*Data to use:*
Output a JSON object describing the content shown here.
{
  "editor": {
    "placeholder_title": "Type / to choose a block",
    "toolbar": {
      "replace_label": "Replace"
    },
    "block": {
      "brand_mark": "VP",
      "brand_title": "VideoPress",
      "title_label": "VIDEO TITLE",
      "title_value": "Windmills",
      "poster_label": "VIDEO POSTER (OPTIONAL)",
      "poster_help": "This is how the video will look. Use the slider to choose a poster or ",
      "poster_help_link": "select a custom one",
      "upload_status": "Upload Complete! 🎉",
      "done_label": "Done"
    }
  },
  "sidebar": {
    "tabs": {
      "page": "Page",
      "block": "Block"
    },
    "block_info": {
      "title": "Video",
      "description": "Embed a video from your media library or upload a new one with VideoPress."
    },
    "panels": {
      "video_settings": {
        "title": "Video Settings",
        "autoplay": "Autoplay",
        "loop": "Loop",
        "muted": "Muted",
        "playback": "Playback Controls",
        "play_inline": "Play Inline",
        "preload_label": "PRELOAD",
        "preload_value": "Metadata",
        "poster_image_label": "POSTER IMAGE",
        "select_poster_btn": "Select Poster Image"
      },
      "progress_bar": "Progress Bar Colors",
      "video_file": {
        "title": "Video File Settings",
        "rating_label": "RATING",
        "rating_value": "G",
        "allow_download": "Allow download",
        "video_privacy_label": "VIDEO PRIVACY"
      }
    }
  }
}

*Exercise requirements:* Reproduce each record exactly as it appears.

*Solution to the problem:*
Output a JSON object describing the content shown here.
{
  "editor": {
    "placeholder_title": "Type / to choose a block",
    "toolbar": {
      "replace_label": "Replace"
    },
    "block": {
      "brand_mark": "VP",
      "brand_title": "VideoPress",
      "title_label": "VIDEO TITLE",
      "title_value": "Windmills",
      "poster_label": "VIDEO POSTER (OPTIONAL)",
      "poster_help": "This is how the video will look. Use the slider to choose a poster or ",
      "poster_help_link": "select a custom one",
      "upload_status": "Upload Complete! 🎉",
      "done_label": "Done"
    }
  },
  "sidebar": {
    "tabs": {
      "page": "Page",
      "block": "Block"
    },
    "block_info": {
      "title": "Video",
      "description": "Embed a video from your media library or upload a new one with VideoPress."
    },
    "panels": {
      "video_settings": {
        "title": "Video Settings",
        "autoplay": "Autoplay",
        "loop": "Loop",
        "muted": "Muted",
        "playback": "Playback Controls",
        "play_inline": "Play Inline",
        "preload_label": "PRELOAD",
        "preload_value": "Metadata",
        "poster_image_label": "POSTER IMAGE",
        "select_poster_btn": "Select Poster Image"
      },
      "progress_bar": "Progress Bar Colors",
      "video_file": {
        "title": "Video File Settings",
        "rating_label": "RATING",
        "rating_value": "G",
        "allow_download": "Allow download",
        "video_privacy_label": "VIDEO PRIVACY"
      }
    }
  }
}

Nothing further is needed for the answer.